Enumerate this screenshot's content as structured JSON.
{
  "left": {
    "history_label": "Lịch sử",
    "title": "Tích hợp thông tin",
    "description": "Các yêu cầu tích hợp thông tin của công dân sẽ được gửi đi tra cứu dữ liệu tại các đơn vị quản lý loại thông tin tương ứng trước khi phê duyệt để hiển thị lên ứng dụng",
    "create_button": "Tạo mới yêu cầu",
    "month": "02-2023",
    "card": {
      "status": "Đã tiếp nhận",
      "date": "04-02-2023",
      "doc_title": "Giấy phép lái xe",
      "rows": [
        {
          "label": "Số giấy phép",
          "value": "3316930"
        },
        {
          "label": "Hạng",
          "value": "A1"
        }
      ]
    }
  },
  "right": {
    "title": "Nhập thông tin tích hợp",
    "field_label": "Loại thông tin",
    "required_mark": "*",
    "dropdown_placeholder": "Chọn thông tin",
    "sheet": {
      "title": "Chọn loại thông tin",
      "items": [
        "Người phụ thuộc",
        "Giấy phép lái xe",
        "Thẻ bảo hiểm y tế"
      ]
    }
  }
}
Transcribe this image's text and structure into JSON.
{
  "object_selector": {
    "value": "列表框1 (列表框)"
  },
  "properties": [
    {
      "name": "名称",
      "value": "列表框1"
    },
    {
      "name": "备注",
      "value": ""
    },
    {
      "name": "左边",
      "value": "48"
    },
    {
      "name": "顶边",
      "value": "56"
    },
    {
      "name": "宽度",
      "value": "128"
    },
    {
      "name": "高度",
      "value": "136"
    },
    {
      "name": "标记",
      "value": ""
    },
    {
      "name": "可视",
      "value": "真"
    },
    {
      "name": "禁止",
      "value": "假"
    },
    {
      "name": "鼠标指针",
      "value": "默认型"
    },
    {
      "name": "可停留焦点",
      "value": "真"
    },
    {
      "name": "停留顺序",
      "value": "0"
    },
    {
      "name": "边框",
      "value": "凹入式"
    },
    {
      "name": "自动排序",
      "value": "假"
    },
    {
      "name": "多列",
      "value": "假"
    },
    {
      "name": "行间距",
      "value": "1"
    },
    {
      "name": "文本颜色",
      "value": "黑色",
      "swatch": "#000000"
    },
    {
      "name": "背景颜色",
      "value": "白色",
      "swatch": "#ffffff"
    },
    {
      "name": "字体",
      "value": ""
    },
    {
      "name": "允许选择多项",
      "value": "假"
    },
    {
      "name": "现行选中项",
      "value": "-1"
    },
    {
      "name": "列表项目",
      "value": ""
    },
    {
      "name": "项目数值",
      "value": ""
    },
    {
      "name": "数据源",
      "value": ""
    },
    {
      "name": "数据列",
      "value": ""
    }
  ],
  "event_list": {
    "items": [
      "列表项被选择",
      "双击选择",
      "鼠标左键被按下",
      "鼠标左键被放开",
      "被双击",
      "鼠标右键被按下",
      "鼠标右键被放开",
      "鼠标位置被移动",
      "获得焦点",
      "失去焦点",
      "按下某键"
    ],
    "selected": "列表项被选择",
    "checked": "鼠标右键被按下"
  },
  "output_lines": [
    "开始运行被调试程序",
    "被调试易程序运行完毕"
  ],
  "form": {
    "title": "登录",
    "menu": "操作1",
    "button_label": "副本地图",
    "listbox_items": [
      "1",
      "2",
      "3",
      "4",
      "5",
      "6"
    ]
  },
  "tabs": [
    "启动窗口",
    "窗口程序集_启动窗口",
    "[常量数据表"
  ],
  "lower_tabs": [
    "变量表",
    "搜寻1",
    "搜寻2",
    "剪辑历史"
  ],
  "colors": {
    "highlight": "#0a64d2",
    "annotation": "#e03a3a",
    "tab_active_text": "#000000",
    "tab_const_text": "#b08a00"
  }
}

**Objective:** Pull out each line of the entries that contains "phép".

**Written response:**
      "doc_title": "Giấy phép lái xe",
          "label": "Số giấy phép",
        "Giấy phép lái xe",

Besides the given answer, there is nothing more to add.